--- Start RECORDS FOR PROCESSING ---
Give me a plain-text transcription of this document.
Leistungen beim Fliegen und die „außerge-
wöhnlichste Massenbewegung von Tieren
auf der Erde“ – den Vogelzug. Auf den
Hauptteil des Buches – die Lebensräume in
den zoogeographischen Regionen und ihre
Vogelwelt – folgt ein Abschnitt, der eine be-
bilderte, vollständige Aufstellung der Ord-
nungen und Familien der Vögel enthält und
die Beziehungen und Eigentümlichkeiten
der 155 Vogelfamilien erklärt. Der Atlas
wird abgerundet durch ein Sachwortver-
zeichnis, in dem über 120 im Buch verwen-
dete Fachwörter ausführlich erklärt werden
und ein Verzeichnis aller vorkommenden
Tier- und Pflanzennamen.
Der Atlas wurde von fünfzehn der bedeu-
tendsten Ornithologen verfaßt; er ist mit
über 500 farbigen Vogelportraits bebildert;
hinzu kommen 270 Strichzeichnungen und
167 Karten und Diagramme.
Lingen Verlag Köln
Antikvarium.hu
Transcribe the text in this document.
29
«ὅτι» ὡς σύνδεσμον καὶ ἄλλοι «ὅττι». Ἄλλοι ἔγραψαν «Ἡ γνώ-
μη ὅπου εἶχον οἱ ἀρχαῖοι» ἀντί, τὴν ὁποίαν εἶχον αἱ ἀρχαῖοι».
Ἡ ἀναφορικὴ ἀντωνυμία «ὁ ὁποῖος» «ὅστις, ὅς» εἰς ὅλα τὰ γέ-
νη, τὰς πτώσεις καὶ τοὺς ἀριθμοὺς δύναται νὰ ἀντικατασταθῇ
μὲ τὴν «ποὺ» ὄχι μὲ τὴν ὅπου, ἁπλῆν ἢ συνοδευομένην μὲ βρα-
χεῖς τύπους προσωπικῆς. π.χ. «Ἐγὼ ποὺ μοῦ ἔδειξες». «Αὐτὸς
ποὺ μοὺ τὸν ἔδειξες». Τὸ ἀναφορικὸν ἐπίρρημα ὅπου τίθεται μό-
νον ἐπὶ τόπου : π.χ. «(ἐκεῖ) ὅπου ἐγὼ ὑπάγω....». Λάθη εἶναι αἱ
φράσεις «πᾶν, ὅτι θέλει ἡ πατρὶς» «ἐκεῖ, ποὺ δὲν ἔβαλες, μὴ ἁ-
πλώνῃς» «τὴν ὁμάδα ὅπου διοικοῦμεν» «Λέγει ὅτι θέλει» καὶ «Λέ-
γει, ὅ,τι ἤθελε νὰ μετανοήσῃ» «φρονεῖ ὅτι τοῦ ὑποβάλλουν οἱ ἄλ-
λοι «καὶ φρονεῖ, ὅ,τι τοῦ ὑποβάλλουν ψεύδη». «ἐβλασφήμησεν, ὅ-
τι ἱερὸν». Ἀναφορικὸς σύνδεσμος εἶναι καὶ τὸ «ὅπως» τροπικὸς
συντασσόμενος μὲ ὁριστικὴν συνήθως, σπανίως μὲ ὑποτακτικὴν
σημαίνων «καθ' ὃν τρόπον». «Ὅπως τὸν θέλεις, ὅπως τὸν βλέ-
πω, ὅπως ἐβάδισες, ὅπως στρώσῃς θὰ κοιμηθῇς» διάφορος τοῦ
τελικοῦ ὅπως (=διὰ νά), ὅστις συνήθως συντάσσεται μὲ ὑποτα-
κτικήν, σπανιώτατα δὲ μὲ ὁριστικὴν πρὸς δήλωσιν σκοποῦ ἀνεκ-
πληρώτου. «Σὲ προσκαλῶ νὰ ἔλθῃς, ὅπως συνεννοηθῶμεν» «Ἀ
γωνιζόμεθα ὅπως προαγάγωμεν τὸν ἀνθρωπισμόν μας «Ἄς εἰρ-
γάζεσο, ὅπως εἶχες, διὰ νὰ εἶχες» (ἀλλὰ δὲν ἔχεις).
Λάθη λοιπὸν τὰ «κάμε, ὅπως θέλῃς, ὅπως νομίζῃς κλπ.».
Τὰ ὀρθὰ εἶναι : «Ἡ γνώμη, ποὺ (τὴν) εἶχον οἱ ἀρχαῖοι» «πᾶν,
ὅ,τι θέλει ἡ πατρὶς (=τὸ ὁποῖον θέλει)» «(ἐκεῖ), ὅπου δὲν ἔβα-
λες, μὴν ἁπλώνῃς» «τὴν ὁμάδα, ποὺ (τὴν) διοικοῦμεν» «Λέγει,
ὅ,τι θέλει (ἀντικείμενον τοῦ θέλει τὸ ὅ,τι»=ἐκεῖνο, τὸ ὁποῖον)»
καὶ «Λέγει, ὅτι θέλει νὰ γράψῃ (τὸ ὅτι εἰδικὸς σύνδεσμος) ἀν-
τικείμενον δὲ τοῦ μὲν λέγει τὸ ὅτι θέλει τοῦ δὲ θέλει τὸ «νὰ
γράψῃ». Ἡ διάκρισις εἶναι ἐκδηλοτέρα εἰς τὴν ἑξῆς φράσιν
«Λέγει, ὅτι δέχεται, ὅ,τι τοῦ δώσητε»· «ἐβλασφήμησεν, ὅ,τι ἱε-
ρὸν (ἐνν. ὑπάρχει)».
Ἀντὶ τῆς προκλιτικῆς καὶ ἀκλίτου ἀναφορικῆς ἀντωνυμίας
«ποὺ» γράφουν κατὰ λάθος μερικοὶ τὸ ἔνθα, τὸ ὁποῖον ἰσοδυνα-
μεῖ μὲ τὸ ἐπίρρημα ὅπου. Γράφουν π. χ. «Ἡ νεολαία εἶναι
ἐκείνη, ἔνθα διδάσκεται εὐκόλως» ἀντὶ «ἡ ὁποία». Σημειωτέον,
--- End RECORDS FOR PROCESSING ---
WHAT IS REQUIRED >> Check each line of the records above for the word "ἔδειξες", then give the number of lines that have it, with no other words.

SOLUTION TO THE PROBLEM >> 2